** BEGIN **
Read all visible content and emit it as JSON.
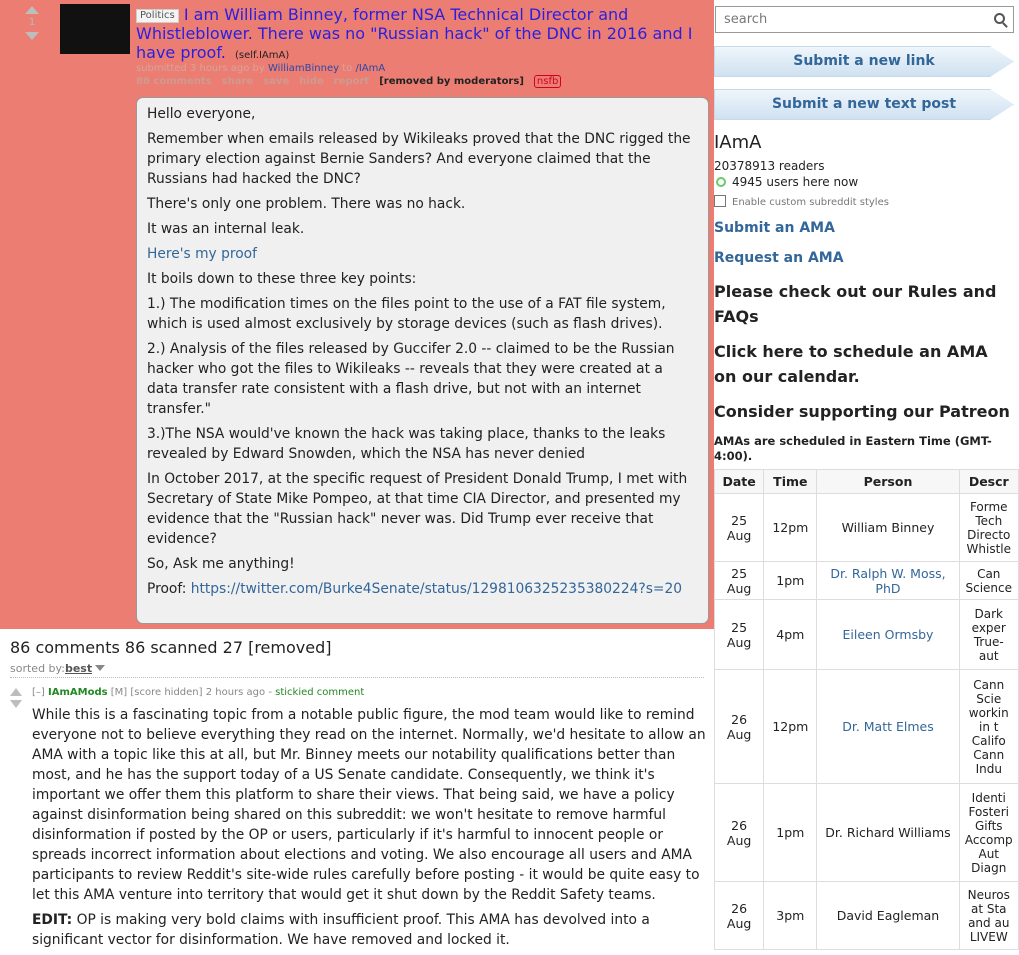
{
  "post": {
    "score": "1",
    "flair": "Politics",
    "title": "I am William Binney, former NSA Technical Director and Whistleblower. There was no \"Russian hack\" of the DNC in 2016 and I have proof.",
    "domain": "(self.IAmA)",
    "tagline": {
      "prefix": "submitted 3 hours ago by",
      "author": "WilliamBinney",
      "to": "to",
      "subreddit": "/IAmA"
    },
    "buttons": [
      "86 comments",
      "share",
      "save",
      "hide",
      "report"
    ],
    "removed_label": "[removed by moderators]",
    "nsfb_label": "nsfb",
    "body": [
      "Hello everyone,",
      "Remember when emails released by Wikileaks proved that the DNC rigged the primary election against Bernie Sanders? And everyone claimed that the Russians had hacked the DNC?",
      "There's only one problem. There was no hack.",
      "It was an internal leak.",
      "Here's my proof",
      "It boils down to these three key points:",
      "1.) The modification times on the files point to the use of a FAT file system, which is used almost exclusively by storage devices (such as flash drives).",
      "2.) Analysis of the files released by Guccifer 2.0 -- claimed to be the Russian hacker who got the files to Wikileaks -- reveals that they were created at a data transfer rate consistent with a flash drive, but not with an internet transfer.\"",
      "3.)The NSA would've known the hack was taking place, thanks to the leaks revealed by Edward Snowden, which the NSA has never denied",
      "In October 2017, at the specific request of President Donald Trump, I met with Secretary of State Mike Pompeo, at that time CIA Director, and presented my evidence that the \"Russian hack\" never was. Did Trump ever receive that evidence?",
      "So, Ask me anything!"
    ],
    "proof_label": "Proof:",
    "proof_url": "https://twitter.com/Burke4Senate/status/1298106325235380224?s=20"
  },
  "comments_header": "86 comments 86 scanned 27 [removed]",
  "sort": {
    "label": "sorted by:",
    "value": "best"
  },
  "comment": {
    "collapse": "[–]",
    "author": "IAmAMods",
    "mod_tag": "[M]",
    "score": "[score hidden]",
    "time": "2 hours ago",
    "sep": "-",
    "stickied": "stickied comment",
    "body": "While this is a fascinating topic from a notable public figure, the mod team would like to remind everyone not to believe everything they read on the internet. Normally, we'd hesitate to allow an AMA with a topic like this at all, but Mr. Binney meets our notability qualifications better than most, and he has the support today of a US Senate candidate. Consequently, we think it's important we offer them this platform to share their views. That being said, we have a policy against disinformation being shared on this subreddit: we won't hesitate to remove harmful disinformation if posted by the OP or users, particularly if it's harmful to innocent people or spreads incorrect information about elections and voting. We also encourage all users and AMA participants to review Reddit's site-wide rules carefully before posting - it would be quite easy to let this AMA venture into territory that would get it shut down by the Reddit Safety teams.",
    "edit_label": "EDIT:",
    "edit_text": "OP is making very bold claims with insufficient proof. This AMA has devolved into a significant vector for disinformation. We have removed and locked it."
  },
  "sidebar": {
    "search_placeholder": "search",
    "submit_link": "Submit a new link",
    "submit_text": "Submit a new text post",
    "subreddit": "IAmA",
    "readers": "20378913 readers",
    "online": "4945 users here now",
    "custom_styles": "Enable custom subreddit styles",
    "submit_ama": "Submit an AMA",
    "request_ama": "Request an AMA",
    "rules_pre": "Please check out our ",
    "rules_bold": "Rules and FAQs",
    "cal_bold": "Click here",
    "cal_post": " to schedule an AMA on our calendar.",
    "patreon_pre": "Consider supporting our ",
    "patreon_bold": "Patreon",
    "timezone": "AMAs are scheduled in Eastern Time (GMT-4:00).",
    "table_headers": [
      "Date",
      "Time",
      "Person",
      "Descr"
    ],
    "rows": [
      {
        "day": "25",
        "mon": "Aug",
        "time": "12pm",
        "person": "William Binney",
        "link": false,
        "desc": [
          "Forme",
          "Tech",
          "Directo",
          "Whistle"
        ]
      },
      {
        "day": "25",
        "mon": "Aug",
        "time": "1pm",
        "person": "Dr. Ralph W. Moss, PhD",
        "link": true,
        "desc": [
          "Can",
          "Science"
        ]
      },
      {
        "day": "25",
        "mon": "Aug",
        "time": "4pm",
        "person": "Eileen Ormsby",
        "link": true,
        "desc": [
          "Dark",
          "exper",
          "True-",
          "aut"
        ]
      },
      {
        "day": "26",
        "mon": "Aug",
        "time": "12pm",
        "person": "Dr. Matt Elmes",
        "link": true,
        "desc": [
          "Cann",
          "Scie",
          "workin",
          "in t",
          "Califo",
          "Cann",
          "Indu"
        ]
      },
      {
        "day": "26",
        "mon": "Aug",
        "time": "1pm",
        "person": "Dr. Richard Williams",
        "link": false,
        "desc": [
          "Identi",
          "Fosteri",
          "Gifts",
          "Accomp",
          "Aut",
          "Diagn"
        ]
      },
      {
        "day": "26",
        "mon": "Aug",
        "time": "3pm",
        "person": "David Eagleman",
        "link": false,
        "desc": [
          "Neuros",
          "at Sta",
          "and au",
          "LIVEW"
        ]
      }
    ]
  },
  "colors": {
    "post_bg": "#ec7d72",
    "link": "#336699",
    "title": "#2a1fe0",
    "mod": "#228822"
  }
}
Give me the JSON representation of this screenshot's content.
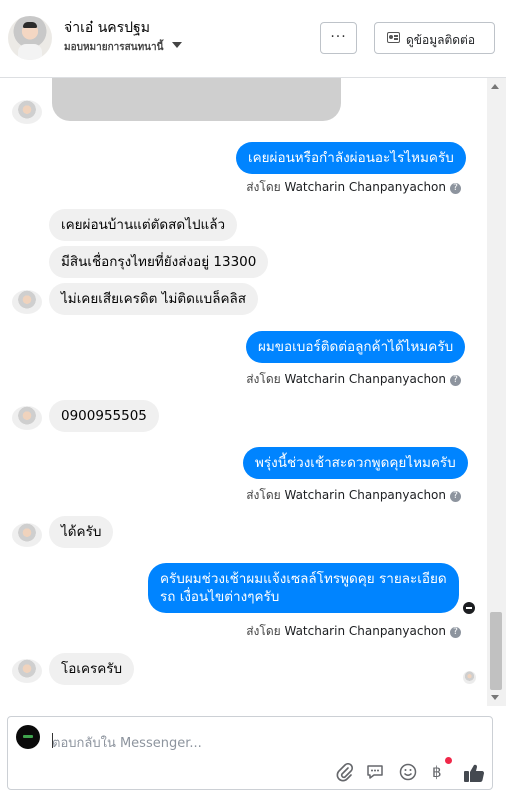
** END **
### THE REQUEST:
Which lines hold the word "into"? Copy all of them.

### RESPONSE TO THE EXERCISE:
    "body": "While this is a fascinating topic from a notable public figure, the mod team would like to remind everyone not to believe everything they read on the internet. Normally, we'd hesitate to allow an AMA with a topic like this at all, but Mr. Binney meets our notability qualifications better than most, and he has the support today of a US Senate candidate. Consequently, we think it's important we offer them this platform to share their views. That being said, we have a policy against disinformation being shared on this subreddit: we won't hesitate to remove harmful disinformation if posted by the OP or users, particularly if it's harmful to innocent people or spreads incorrect information about elections and voting. We also encourage all users and AMA participants to review Reddit's site-wide rules carefully before posting - it would be quite easy to let this AMA venture into territory that would get it shut down by the Reddit Safety teams.",
    "edit_text": "OP is making very bold claims with insufficient proof. This AMA has devolved into a significant vector for disinformation. We have removed and locked it."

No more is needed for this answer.